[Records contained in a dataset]
— start —
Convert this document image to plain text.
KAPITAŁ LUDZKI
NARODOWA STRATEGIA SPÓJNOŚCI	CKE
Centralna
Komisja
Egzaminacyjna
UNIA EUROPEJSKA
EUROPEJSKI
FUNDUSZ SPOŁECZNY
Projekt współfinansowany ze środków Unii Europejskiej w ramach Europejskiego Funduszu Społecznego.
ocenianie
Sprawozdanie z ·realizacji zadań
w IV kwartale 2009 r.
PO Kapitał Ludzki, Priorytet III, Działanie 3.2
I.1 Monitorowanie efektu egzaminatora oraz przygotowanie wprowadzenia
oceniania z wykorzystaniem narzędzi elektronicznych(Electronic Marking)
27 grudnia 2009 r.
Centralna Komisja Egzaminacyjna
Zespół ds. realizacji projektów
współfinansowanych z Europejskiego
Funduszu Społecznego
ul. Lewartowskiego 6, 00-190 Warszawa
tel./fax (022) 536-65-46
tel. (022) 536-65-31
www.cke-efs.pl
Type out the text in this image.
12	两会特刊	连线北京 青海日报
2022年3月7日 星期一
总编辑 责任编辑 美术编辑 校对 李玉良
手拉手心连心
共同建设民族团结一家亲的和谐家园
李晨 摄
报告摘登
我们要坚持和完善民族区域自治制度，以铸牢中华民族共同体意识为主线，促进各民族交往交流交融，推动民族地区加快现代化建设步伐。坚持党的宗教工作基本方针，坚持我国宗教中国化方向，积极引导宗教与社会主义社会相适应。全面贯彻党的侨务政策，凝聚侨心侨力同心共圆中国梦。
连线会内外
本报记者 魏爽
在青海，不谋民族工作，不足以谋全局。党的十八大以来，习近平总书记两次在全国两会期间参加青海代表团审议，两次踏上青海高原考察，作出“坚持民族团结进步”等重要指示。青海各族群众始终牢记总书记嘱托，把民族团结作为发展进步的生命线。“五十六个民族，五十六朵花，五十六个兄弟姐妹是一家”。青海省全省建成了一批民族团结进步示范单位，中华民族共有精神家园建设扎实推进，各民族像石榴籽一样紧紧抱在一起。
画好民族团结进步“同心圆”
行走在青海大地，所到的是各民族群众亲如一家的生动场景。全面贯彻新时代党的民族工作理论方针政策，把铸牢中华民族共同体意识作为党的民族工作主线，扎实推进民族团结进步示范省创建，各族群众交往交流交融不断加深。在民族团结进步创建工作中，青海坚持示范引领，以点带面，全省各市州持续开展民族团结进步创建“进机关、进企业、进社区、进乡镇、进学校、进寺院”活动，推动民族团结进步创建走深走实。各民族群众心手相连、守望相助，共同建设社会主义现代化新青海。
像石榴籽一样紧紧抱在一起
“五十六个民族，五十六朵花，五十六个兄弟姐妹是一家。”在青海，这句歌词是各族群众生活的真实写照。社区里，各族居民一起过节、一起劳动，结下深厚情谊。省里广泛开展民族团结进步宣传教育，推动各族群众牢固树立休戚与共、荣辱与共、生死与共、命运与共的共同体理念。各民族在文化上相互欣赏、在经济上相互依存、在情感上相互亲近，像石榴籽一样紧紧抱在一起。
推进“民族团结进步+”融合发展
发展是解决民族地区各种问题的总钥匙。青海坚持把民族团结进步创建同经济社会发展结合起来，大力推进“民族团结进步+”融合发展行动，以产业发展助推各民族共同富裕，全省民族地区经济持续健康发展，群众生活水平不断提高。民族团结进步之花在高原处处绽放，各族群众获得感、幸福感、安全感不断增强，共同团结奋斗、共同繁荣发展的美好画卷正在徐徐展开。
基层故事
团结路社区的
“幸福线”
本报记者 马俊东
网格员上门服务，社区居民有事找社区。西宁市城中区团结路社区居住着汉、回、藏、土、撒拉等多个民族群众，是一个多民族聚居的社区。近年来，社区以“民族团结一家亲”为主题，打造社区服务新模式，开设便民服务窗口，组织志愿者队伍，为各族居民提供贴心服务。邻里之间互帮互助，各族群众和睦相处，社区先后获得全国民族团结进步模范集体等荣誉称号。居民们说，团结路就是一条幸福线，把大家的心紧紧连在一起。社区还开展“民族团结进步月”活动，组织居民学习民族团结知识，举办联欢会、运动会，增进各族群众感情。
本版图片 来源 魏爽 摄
— end —
(Your objective): From the listing above, copy out each line where the word "五十六个兄弟姐妹是一家" appears.

(Task output):
在青海，不谋民族工作，不足以谋全局。党的十八大以来，习近平总书记两次在全国两会期间参加青海代表团审议，两次踏上青海高原考察，作出“坚持民族团结进步”等重要指示。青海各族群众始终牢记总书记嘱托，把民族团结作为发展进步的生命线。“五十六个民族，五十六朵花，五十六个兄弟姐妹是一家”。青海省全省建成了一批民族团结进步示范单位，中华民族共有精神家园建设扎实推进，各民族像石榴籽一样紧紧抱在一起。
“五十六个民族，五十六朵花，五十六个兄弟姐妹是一家。”在青海，这句歌词是各族群众生活的真实写照。社区里，各族居民一起过节、一起劳动，结下深厚情谊。省里广泛开展民族团结进步宣传教育，推动各族群众牢固树立休戚与共、荣辱与共、生死与共、命运与共的共同体理念。各民族在文化上相互欣赏、在经济上相互依存、在情感上相互亲近，像石榴籽一样紧紧抱在一起。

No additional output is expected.